EXERCISE INSTRUCTIONS.
- A) Check each statement against the coffee and hot chocolate word problem explanation. For each one, answer yes or no and quote the words from the explanation that settle it. (i) A cup of hot chocolate costs $1.20. (ii) There are 9 cups in total. (iii) The writer says the choice of which variable to work with matters a lot here.
- B) List every different dollar amount in the coffee and hot chocolate word problem explanation.
- C) Resume the coffee and hot chocolate word problem explanation after its last sentence, and carry on with the solving.

ARTICLE.
Hi Lilyanne,
This is a great example of a systems of linear equations word problem. Whenever they give you information with multiple categories and totals (usually total cost and total # of items), go ahead and create 2 different equations with the information they give you. In this case, we have 2 different types of information: the number of cups of coffee and hot chocolate, and the cost.
First, always assign variables, and make them easy to remember:
c= # cups coffee
h= # cups hot chocolate
Let’s look at the cost:
If coffee costs $1.75 each, then multiply $1.75 by however many c cups of coffee we have, and we will get the total cost of all coffees.
If hot chocolate costs $1.20 each, then multiply $1.20 by however many h cups of hot chocolate we have, and we will get the total cost of all hot chocolates.
Add these costs together to get the total amount paid for everything, $11.15.
$1.75c + $1.20h = $11.15
Then, how many cups do we have?
We have c cups of coffee and h cups of hot chocolate, and they’ve told us there are 7 cups total.
c + h = 7
So, we have 2 equations:
$1.75c + $1.20h = $11.15
c + h = 7
So, make life less complicated and pick one variable to work with. In this instance, since the question asks to solve for both coffee and hot chocolate, it doesn’t really matter which one we choose.
So, let’s just isolate a variable using the simpler equation.

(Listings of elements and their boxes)
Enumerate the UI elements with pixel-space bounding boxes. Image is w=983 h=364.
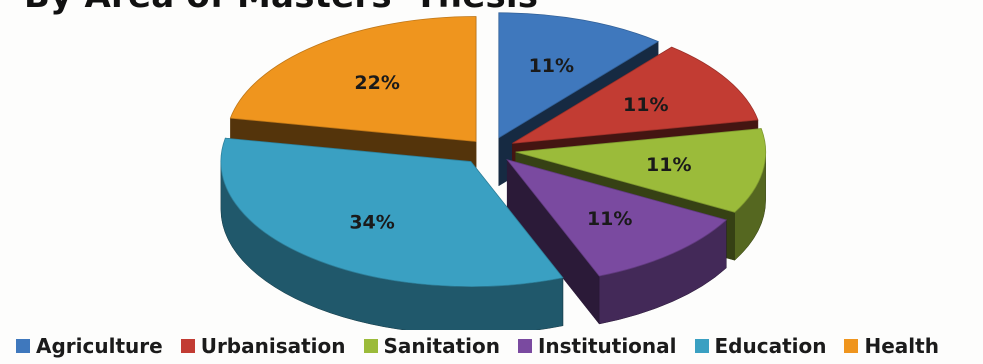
legend-swatch-sanitation	[363, 339, 378, 353]
pie-tops-layer	[220, 12, 767, 287]
legend-item-education: Education	[694, 334, 827, 358]
legend-swatch-institutional	[517, 339, 532, 353]
legend-swatch-education	[694, 339, 709, 353]
data-label-institutional: 11%	[587, 208, 632, 230]
legend-item-agriculture: Agriculture	[16, 334, 163, 358]
legend-label-education: Education	[714, 334, 827, 358]
legend-label-health: Health	[864, 334, 939, 358]
legend-item-urbanisation: Urbanisation	[180, 334, 346, 358]
pie-chart: 11% 11% 11% 11% 34% 22%	[220, 12, 767, 330]
pie-slice-health	[229, 16, 477, 142]
legend-swatch-health	[844, 339, 859, 353]
data-label-education: 34%	[349, 211, 394, 233]
chart-title: By Area of Masters' Thesis	[24, 0, 538, 16]
pie-slice-agriculture	[498, 12, 660, 139]
legend-label-sanitation: Sanitation	[383, 334, 500, 358]
legend-item-health: Health	[844, 334, 939, 358]
pie-slice-institutional	[506, 159, 728, 277]
pie-slice-education	[220, 137, 564, 287]
data-label-health: 22%	[354, 72, 399, 94]
chart-legend: Agriculture Urbanisation Sanitation Institu…	[16, 334, 939, 358]
legend-swatch-urbanisation	[180, 339, 195, 353]
legend-label-urbanisation: Urbanisation	[200, 334, 346, 358]
legend-label-institutional: Institutional	[537, 334, 677, 358]
pie-slice-sanitation	[515, 128, 767, 213]
pie-slice-urbanisation	[512, 46, 759, 144]
data-label-sanitation: 11%	[646, 154, 691, 176]
legend-swatch-agriculture	[16, 339, 30, 353]
legend-item-institutional: Institutional	[517, 334, 677, 358]
legend-item-sanitation: Sanitation	[363, 334, 500, 358]
data-label-agriculture: 11%	[529, 55, 574, 77]
legend-label-agriculture: Agriculture	[36, 334, 163, 358]
data-label-urbanisation: 11%	[623, 94, 668, 116]
pie-labels-layer: 11% 11% 11% 11% 34% 22%	[349, 55, 691, 233]
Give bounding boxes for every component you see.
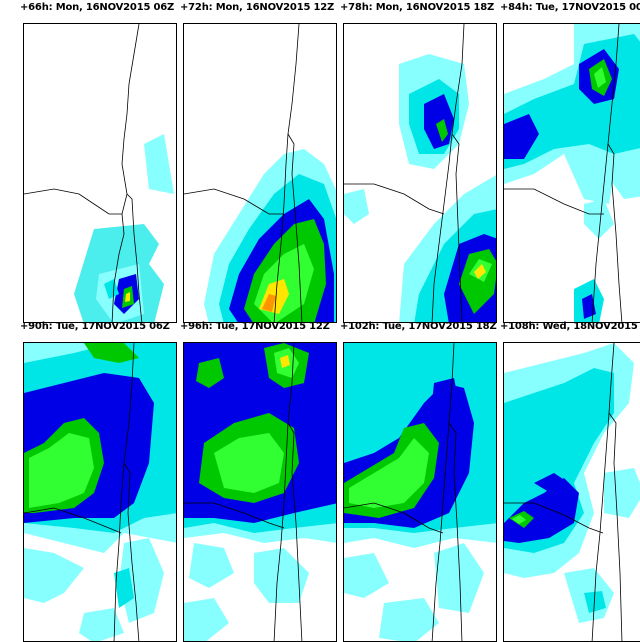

ANSWERS TO EACH TASK.
- A)
(i) Yes: "If hot chocolate costs $1.20 each"
(ii) No: "they’ve told us there are 7 cups total."
(iii) No: "it doesn’t really matter which one we choose."

- B) $1.75, $1.20, $11.15

- C)
c + h = 7
c + h - h = 7 - h
c= 7 - h
And now, let’s substitute in for c into the longer equation:
$1.75c + $1.20h = $11.15
$1.75(7-h) + $1.20h = $11.15
Now that we only have h to work with, we can solve for h using order of operations:
$1.75*7-$1.75*h + $1.20h = $11.15
$12.25 - $1.75h + $1.20h = $11.15
$12.25 - $0.55h = $11.15
$12.25 - $12.25 - $0.55h = $11.15- $12.25
-$0.55h = - $1.10
-$0.55 -$0.55
h= 2
So, Nathan bought 2 cups of hot chocolate. Plug in 2 for h into the simpler equation to solve for c:
c= 7 - h
c=7 - 2
c=5
So, Nathan bought 5 cups of coffee.
Feel free to ask me for how to tell which variable to solve for—in this case, it didn’t matter, since they asked for both, and both were the same difficulty to solve for. But, sometimes it can save you significant time and energy by solving for one variable rather than the other one. There are also more tricks to use with systems of equations—I’m happy to answer any questions that come up!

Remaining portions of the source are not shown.